"""

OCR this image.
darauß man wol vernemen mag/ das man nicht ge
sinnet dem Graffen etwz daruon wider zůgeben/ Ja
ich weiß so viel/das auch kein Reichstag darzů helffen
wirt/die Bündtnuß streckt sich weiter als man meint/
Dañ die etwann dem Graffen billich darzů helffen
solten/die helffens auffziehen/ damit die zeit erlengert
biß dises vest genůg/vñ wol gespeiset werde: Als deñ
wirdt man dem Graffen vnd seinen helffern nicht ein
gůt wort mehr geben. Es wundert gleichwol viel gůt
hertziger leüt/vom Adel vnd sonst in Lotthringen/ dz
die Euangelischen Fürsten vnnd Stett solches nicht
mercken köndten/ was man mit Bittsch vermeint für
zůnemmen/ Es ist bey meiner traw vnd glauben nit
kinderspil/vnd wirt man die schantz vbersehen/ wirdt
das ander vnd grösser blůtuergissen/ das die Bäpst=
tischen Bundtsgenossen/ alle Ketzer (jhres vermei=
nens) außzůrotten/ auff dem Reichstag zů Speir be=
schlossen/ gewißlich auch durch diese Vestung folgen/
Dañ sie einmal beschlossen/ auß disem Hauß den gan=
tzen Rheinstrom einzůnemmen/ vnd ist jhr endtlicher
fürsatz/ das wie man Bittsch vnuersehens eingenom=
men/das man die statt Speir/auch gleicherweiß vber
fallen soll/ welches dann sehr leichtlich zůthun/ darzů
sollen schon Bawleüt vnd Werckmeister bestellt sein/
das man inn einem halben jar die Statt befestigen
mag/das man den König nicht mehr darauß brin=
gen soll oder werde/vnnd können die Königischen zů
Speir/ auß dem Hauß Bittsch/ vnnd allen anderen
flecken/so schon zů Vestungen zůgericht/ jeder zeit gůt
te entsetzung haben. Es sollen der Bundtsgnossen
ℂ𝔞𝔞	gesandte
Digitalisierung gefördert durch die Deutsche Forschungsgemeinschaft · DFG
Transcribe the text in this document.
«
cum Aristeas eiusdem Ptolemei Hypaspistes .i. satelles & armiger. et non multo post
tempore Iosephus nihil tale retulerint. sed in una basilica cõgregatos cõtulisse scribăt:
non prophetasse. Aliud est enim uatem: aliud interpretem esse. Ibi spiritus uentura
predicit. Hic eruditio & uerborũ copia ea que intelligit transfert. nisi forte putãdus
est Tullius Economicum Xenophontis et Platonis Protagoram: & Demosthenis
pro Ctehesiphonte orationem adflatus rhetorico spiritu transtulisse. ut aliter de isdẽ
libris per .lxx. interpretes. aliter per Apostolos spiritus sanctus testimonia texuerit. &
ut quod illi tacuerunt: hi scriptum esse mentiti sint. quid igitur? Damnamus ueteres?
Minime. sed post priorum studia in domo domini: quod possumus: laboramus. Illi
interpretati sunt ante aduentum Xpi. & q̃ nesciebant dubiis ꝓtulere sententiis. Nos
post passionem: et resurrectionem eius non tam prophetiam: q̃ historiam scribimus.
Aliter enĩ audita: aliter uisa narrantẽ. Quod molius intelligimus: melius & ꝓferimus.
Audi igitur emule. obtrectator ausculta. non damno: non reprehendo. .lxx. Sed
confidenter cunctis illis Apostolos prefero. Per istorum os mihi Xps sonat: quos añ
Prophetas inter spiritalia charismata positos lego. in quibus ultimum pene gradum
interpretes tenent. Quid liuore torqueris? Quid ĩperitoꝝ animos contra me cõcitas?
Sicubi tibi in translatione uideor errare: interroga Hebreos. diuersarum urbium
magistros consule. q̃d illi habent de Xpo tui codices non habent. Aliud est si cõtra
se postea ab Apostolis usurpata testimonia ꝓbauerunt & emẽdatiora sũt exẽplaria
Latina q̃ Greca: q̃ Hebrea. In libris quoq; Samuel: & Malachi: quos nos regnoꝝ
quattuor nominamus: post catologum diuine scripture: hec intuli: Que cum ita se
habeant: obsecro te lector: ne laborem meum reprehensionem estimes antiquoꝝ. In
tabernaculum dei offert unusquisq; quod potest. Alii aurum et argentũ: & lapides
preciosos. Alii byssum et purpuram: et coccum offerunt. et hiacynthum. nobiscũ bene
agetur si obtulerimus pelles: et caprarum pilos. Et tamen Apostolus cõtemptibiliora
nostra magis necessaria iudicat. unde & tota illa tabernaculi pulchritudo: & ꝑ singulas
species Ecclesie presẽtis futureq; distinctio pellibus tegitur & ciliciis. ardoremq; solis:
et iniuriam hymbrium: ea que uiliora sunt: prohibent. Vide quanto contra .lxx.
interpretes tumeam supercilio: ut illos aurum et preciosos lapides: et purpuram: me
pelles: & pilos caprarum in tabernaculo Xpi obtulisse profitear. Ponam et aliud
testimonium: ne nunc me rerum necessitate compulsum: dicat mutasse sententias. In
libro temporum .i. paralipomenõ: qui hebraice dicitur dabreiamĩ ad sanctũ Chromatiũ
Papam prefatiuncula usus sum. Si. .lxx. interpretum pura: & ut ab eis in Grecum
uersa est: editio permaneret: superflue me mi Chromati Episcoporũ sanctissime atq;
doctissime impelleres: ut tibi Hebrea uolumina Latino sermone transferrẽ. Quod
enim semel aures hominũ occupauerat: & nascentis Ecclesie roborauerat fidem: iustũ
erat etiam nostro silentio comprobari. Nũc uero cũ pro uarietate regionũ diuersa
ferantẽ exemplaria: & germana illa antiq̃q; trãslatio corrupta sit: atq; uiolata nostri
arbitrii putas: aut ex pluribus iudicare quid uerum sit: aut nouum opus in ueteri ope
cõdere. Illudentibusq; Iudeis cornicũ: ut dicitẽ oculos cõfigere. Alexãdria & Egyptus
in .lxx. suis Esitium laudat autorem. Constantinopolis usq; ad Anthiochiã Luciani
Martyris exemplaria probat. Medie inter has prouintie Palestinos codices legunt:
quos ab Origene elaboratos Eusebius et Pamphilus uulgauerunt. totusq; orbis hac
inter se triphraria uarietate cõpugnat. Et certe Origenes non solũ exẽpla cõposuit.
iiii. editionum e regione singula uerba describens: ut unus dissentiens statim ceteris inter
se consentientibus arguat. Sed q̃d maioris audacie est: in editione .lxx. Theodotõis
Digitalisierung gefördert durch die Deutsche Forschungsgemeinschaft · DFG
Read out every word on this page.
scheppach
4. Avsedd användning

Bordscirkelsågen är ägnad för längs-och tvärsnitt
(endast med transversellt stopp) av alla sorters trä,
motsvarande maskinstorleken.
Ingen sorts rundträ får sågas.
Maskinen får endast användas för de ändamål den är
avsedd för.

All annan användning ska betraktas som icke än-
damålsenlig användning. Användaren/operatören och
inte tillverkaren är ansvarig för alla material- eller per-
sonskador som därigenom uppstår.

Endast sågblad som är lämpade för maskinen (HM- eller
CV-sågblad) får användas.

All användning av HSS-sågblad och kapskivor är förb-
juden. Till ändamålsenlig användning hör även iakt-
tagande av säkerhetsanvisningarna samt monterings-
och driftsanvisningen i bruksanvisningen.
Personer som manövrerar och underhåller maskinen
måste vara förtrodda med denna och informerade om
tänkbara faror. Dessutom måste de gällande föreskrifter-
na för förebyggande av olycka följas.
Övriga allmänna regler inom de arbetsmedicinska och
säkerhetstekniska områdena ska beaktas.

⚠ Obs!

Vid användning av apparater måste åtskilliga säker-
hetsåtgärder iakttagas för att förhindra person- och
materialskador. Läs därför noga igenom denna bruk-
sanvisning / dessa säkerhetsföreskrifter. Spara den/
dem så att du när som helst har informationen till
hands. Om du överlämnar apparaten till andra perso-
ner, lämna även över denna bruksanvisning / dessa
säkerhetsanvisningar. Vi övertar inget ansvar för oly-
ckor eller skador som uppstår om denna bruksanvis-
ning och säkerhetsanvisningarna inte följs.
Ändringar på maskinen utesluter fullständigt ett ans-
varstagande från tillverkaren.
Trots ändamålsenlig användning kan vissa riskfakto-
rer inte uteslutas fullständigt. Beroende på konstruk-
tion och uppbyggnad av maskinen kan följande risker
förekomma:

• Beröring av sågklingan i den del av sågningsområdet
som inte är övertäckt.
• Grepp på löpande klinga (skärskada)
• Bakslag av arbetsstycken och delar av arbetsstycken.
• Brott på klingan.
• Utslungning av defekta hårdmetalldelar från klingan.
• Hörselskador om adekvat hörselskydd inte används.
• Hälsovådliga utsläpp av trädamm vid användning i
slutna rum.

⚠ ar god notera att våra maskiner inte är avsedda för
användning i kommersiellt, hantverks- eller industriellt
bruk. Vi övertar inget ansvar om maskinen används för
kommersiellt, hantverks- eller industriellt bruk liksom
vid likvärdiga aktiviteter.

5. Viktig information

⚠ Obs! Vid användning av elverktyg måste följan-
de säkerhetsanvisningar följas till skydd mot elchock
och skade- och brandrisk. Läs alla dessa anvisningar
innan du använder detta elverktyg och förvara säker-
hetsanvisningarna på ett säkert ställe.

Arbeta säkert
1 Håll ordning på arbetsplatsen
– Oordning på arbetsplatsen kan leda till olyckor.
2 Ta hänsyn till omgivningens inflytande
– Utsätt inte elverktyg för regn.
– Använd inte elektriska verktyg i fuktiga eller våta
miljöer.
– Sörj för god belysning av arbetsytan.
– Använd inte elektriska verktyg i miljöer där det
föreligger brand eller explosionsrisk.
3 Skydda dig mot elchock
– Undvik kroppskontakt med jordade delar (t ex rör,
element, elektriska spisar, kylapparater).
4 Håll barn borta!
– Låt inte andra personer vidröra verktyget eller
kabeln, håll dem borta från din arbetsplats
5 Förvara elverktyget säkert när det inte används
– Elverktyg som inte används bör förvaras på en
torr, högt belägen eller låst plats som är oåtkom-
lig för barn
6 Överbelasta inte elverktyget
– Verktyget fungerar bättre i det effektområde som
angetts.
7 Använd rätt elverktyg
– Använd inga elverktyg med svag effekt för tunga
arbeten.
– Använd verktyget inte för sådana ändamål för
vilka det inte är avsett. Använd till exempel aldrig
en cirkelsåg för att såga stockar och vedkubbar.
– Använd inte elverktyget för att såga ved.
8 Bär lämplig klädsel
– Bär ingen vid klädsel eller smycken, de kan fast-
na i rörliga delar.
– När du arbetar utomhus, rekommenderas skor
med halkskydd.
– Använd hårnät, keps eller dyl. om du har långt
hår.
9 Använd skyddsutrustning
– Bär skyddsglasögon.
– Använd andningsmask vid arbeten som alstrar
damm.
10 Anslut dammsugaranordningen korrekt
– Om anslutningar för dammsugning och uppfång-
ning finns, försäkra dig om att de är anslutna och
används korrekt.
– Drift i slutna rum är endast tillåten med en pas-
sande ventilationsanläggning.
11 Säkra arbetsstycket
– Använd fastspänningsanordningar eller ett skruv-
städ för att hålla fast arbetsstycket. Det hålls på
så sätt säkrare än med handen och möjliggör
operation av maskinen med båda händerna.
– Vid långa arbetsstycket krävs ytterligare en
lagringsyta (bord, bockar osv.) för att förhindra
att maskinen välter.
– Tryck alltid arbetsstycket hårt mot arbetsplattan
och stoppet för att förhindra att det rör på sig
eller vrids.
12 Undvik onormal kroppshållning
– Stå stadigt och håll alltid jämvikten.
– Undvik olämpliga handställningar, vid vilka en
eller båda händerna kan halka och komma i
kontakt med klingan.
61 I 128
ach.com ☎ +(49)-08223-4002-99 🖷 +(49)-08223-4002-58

"""

§ Your objective:
Go through the records above and return each line in which the word "zeit" occurs.

§ Task output:
solten/die helffens auffziehen/ damit die zeit erlengert
flecken/so schon zů Vestungen zůgericht/ jeder zeit gůt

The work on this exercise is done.